Start of GIVEN RECORDS

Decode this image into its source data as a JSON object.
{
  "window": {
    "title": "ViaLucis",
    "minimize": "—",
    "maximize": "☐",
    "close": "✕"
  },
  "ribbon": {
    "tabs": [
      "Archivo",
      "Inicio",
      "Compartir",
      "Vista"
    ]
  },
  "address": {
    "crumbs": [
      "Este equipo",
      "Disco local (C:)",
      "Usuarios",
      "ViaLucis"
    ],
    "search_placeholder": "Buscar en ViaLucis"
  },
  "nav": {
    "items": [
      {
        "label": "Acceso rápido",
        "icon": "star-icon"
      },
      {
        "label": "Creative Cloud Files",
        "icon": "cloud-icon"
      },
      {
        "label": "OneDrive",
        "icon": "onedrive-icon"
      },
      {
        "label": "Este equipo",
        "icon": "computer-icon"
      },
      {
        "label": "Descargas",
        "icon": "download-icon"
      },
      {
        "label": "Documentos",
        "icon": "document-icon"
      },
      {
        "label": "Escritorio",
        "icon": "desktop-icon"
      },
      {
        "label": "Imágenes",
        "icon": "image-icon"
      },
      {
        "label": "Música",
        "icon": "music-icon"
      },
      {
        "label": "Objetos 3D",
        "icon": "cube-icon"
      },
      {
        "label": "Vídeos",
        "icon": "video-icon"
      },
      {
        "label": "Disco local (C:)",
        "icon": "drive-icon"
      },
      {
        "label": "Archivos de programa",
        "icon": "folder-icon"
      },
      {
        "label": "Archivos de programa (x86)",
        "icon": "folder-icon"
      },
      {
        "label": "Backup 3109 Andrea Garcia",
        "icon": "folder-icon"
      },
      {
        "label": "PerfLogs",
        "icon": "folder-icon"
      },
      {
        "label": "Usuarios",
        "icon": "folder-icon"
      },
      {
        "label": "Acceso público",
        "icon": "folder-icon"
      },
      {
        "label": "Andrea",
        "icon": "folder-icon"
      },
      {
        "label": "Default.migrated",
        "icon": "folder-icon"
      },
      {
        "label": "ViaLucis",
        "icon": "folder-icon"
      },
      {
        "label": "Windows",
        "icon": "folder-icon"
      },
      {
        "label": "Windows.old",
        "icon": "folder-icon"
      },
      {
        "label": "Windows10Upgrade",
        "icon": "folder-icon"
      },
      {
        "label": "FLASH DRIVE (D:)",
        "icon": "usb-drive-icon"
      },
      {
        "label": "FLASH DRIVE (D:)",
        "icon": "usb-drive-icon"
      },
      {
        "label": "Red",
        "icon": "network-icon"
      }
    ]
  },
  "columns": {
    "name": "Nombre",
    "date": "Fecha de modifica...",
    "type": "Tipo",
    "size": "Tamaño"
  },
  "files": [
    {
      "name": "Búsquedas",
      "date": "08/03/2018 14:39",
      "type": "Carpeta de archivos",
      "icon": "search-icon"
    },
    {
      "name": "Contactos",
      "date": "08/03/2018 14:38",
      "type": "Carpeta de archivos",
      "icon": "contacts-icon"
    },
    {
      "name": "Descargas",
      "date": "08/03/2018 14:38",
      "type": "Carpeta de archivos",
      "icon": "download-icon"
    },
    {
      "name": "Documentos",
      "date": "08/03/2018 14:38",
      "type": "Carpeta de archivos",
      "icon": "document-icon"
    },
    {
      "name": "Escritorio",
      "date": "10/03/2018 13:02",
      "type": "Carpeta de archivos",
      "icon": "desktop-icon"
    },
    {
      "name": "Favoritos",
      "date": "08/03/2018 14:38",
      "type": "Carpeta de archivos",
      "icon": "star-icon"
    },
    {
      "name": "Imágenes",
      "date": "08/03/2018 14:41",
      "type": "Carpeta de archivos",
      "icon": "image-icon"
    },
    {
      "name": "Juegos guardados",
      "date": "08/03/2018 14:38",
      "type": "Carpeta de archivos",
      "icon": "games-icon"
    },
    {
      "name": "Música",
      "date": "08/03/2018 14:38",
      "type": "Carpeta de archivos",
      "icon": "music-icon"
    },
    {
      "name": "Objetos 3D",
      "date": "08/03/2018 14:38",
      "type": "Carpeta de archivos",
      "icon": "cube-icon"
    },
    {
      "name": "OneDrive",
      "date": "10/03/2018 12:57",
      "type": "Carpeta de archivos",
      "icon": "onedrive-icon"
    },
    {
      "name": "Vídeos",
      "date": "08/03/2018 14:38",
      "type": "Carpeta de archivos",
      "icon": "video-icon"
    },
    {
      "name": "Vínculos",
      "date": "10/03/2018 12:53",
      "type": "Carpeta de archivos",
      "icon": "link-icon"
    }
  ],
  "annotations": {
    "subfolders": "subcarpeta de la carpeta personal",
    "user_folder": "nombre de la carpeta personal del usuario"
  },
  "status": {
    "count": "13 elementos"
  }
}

End of GIVEN RECORDS

ACTIVITY
Write down all of the listing exactly.

RESPONSE FOR THIS EXERCISE
Decode this image into its source data as a JSON object.
{
  "window": {
    "title": "ViaLucis",
    "minimize": "—",
    "maximize": "☐",
    "close": "✕"
  },
  "ribbon": {
    "tabs": [
      "Archivo",
      "Inicio",
      "Compartir",
      "Vista"
    ]
  },
  "address": {
    "crumbs": [
      "Este equipo",
      "Disco local (C:)",
      "Usuarios",
      "ViaLucis"
    ],
    "search_placeholder": "Buscar en ViaLucis"
  },
  "nav": {
    "items": [
      {
        "label": "Acceso rápido",
        "icon": "star-icon"
      },
      {
        "label": "Creative Cloud Files",
        "icon": "cloud-icon"
      },
      {
        "label": "OneDrive",
        "icon": "onedrive-icon"
      },
      {
        "label": "Este equipo",
        "icon": "computer-icon"
      },
      {
        "label": "Descargas",
        "icon": "download-icon"
      },
      {
        "label": "Documentos",
        "icon": "document-icon"
      },
      {
        "label": "Escritorio",
        "icon": "desktop-icon"
      },
      {
        "label": "Imágenes",
        "icon": "image-icon"
      },
      {
        "label": "Música",
        "icon": "music-icon"
      },
      {
        "label": "Objetos 3D",
        "icon": "cube-icon"
      },
      {
        "label": "Vídeos",
        "icon": "video-icon"
      },
      {
        "label": "Disco local (C:)",
        "icon": "drive-icon"
      },
      {
        "label": "Archivos de programa",
        "icon": "folder-icon"
      },
      {
        "label": "Archivos de programa (x86)",
        "icon": "folder-icon"
      },
      {
        "label": "Backup 3109 Andrea Garcia",
        "icon": "folder-icon"
      },
      {
        "label": "PerfLogs",
        "icon": "folder-icon"
      },
      {
        "label": "Usuarios",
        "icon": "folder-icon"
      },
      {
        "label": "Acceso público",
        "icon": "folder-icon"
      },
      {
        "label": "Andrea",
        "icon": "folder-icon"
      },
      {
        "label": "Default.migrated",
        "icon": "folder-icon"
      },
      {
        "label": "ViaLucis",
        "icon": "folder-icon"
      },
      {
        "label": "Windows",
        "icon": "folder-icon"
      },
      {
        "label": "Windows.old",
        "icon": "folder-icon"
      },
      {
        "label": "Windows10Upgrade",
        "icon": "folder-icon"
      },
      {
        "label": "FLASH DRIVE (D:)",
        "icon": "usb-drive-icon"
      },
      {
        "label": "FLASH DRIVE (D:)",
        "icon": "usb-drive-icon"
      },
      {
        "label": "Red",
        "icon": "network-icon"
      }
    ]
  },
  "columns": {
    "name": "Nombre",
    "date": "Fecha de modifica...",
    "type": "Tipo",
    "size": "Tamaño"
  },
  "files": [
    {
      "name": "Búsquedas",
      "date": "08/03/2018 14:39",
      "type": "Carpeta de archivos",
      "icon": "search-icon"
    },
    {
      "name": "Contactos",
      "date": "08/03/2018 14:38",
      "type": "Carpeta de archivos",
      "icon": "contacts-icon"
    },
    {
      "name": "Descargas",
      "date": "08/03/2018 14:38",
      "type": "Carpeta de archivos",
      "icon": "download-icon"
    },
    {
      "name": "Documentos",
      "date": "08/03/2018 14:38",
      "type": "Carpeta de archivos",
      "icon": "document-icon"
    },
    {
      "name": "Escritorio",
      "date": "10/03/2018 13:02",
      "type": "Carpeta de archivos",
      "icon": "desktop-icon"
    },
    {
      "name": "Favoritos",
      "date": "08/03/2018 14:38",
      "type": "Carpeta de archivos",
      "icon": "star-icon"
    },
    {
      "name": "Imágenes",
      "date": "08/03/2018 14:41",
      "type": "Carpeta de archivos",
      "icon": "image-icon"
    },
    {
      "name": "Juegos guardados",
      "date": "08/03/2018 14:38",
      "type": "Carpeta de archivos",
      "icon": "games-icon"
    },
    {
      "name": "Música",
      "date": "08/03/2018 14:38",
      "type": "Carpeta de archivos",
      "icon": "music-icon"
    },
    {
      "name": "Objetos 3D",
      "date": "08/03/2018 14:38",
      "type": "Carpeta de archivos",
      "icon": "cube-icon"
    },
    {
      "name": "OneDrive",
      "date": "10/03/2018 12:57",
      "type": "Carpeta de archivos",
      "icon": "onedrive-icon"
    },
    {
      "name": "Vídeos",
      "date": "08/03/2018 14:38",
      "type": "Carpeta de archivos",
      "icon": "video-icon"
    },
    {
      "name": "Vínculos",
      "date": "10/03/2018 12:53",
      "type": "Carpeta de archivos",
      "icon": "link-icon"
    }
  ],
  "annotations": {
    "subfolders": "subcarpeta de la carpeta personal",
    "user_folder": "nombre de la carpeta personal del usuario"
  },
  "status": {
    "count": "13 elementos"
  }
}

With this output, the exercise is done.